-- Given exercise A --
Copy the lines of the listing exactly as they appear. Start at the beginning of the listing and end at the line containing "svg-text:★: ★ xyxy=(890,373,896,380)", including that line.

-- Document segment --
--------------------------------------------------
# DFI Lan Party is Dead(?)



## poldo (Jun 3, 2010)

Let's all pause for couple of minutes to give thanks to the brand that started it all...



> As a rule of thumb, companies we've visited over the years have always and will always want to talk about their products. My arrival was unannounced - if you discount the multiple emails I sent - but it's not often a UK journalist turns up on the doorstep. Even when we've caught people off guard (cold calling for a story, or catching them an event) there's usually a positive outcome as a result of showing an interest. In complete contrast to those past experiences, our meeting at DFI was fraught with nervous smiles and no comments about everything we wanted to address. Clearly something isn't right.
> 
> This visit coincided with another set of events. I finally contacted some other people associated/previously associated with DFI's LANParty group in Taipei, and arranged several meetings during Computex. Today, we finally got our answer: DFI told its LANParty team in 2009 there would be no more LANParty products. The division was losing money continually through 2009 and late in the year the sales team were told to clear their inventory before being moved to the far more profitable industrial division.
> 
> ...



http://www.bit-tech.net/hardware/motherboards/2010/06/03/the-lanparty-is-over-for-dfi/2


----------



## slyfox2151 (Jun 3, 2010)

as good as DFI was, there latest products were not up to standard  it seemed they were going down hill from 2008.


----------



## Yukikaze (Jun 3, 2010)

Dang...

The LanParty brand was the one brand I was close to becoming a fanboy of (as evidenced by me having two of their boards).

Abit went splat, then this.

A sad day...


----------



## Mussels (Jun 3, 2010)

slyfox2151 said:


> as good as DFI was, there latest products were not up to standard  it seemed they were going down hill from 2008.



my x48 board is sweet as 


pity about oskar wu, that guy was really good (if you want to know why DFI boards could clock so high, he's why)


----------



## Tatty_One (Jun 3, 2010)
--------------------------------------------------
-- Given exercise B --
In the forum thread about DFI's LanParty line, what did DFI tell its LANParty team in 2009?
--------------------------------------------------
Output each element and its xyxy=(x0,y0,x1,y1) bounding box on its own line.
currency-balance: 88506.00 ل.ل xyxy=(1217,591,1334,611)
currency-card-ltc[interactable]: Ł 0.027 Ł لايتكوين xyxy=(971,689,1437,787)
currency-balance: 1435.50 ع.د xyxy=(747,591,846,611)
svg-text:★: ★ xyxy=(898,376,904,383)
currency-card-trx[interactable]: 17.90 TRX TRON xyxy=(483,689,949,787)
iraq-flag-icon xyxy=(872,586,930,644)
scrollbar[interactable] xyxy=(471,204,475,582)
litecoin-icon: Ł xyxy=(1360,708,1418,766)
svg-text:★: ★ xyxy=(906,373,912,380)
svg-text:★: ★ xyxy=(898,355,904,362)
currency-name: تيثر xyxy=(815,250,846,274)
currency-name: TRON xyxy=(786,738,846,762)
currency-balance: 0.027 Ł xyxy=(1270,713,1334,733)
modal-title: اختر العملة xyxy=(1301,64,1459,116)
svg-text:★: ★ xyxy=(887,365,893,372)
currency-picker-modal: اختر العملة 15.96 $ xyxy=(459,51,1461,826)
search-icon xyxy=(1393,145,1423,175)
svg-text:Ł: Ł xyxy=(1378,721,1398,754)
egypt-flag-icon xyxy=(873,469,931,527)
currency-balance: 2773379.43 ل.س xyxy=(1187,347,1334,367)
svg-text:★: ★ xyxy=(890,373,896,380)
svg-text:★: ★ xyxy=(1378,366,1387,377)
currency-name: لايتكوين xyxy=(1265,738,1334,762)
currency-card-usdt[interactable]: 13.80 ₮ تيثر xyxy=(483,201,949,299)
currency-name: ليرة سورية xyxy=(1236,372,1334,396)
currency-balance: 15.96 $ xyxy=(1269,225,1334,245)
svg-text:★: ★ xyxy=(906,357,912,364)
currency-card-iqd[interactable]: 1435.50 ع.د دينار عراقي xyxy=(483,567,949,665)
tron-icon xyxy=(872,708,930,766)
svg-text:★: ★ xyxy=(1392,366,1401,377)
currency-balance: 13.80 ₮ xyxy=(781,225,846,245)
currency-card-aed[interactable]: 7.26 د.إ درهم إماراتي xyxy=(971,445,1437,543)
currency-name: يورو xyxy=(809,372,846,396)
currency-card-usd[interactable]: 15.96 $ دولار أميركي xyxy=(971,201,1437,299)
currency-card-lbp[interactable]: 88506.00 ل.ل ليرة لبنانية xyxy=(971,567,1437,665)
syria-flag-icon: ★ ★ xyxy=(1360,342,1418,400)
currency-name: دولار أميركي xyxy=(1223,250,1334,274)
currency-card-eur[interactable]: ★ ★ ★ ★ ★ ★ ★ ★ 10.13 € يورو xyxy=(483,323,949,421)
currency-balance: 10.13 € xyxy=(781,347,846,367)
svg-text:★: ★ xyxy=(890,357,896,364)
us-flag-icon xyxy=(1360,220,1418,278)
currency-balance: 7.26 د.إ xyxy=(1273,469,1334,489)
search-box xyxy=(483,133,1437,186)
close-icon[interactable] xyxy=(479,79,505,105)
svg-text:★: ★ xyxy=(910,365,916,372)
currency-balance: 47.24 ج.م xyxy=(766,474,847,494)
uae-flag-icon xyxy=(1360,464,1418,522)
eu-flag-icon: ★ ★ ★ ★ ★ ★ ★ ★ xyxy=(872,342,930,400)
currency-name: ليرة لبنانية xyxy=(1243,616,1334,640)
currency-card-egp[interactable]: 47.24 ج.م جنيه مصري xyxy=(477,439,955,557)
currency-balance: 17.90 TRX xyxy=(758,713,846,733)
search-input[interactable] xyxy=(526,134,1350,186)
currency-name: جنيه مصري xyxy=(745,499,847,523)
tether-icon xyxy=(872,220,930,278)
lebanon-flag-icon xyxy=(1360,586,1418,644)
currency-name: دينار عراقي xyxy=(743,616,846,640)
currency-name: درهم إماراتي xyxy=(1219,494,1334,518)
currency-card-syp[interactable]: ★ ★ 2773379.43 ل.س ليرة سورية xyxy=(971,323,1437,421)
--------------------------------------------------
-- Written solution A --
Output each element and its xyxy=(x0,y0,x1,y1) bounding box on its own line.
currency-balance: 88506.00 ل.ل xyxy=(1217,591,1334,611)
currency-card-ltc[interactable]: Ł 0.027 Ł لايتكوين xyxy=(971,689,1437,787)
currency-balance: 1435.50 ع.د xyxy=(747,591,846,611)
svg-text:★: ★ xyxy=(898,376,904,383)
currency-card-trx[interactable]: 17.90 TRX TRON xyxy=(483,689,949,787)
iraq-flag-icon xyxy=(872,586,930,644)
scrollbar[interactable] xyxy=(471,204,475,582)
litecoin-icon: Ł xyxy=(1360,708,1418,766)
svg-text:★: ★ xyxy=(906,373,912,380)
svg-text:★: ★ xyxy=(898,355,904,362)
currency-name: تيثر xyxy=(815,250,846,274)
currency-name: TRON xyxy=(786,738,846,762)
currency-balance: 0.027 Ł xyxy=(1270,713,1334,733)
modal-title: اختر العملة xyxy=(1301,64,1459,116)
svg-text:★: ★ xyxy=(887,365,893,372)
currency-picker-modal: اختر العملة 15.96 $ xyxy=(459,51,1461,826)
search-icon xyxy=(1393,145,1423,175)
svg-text:Ł: Ł xyxy=(1378,721,1398,754)
egypt-flag-icon xyxy=(873,469,931,527)
currency-balance: 2773379.43 ل.س xyxy=(1187,347,1334,367)
svg-text:★: ★ xyxy=(890,373,896,380)

-- Written solution B --
DFI told the team that there would be no more LANParty products.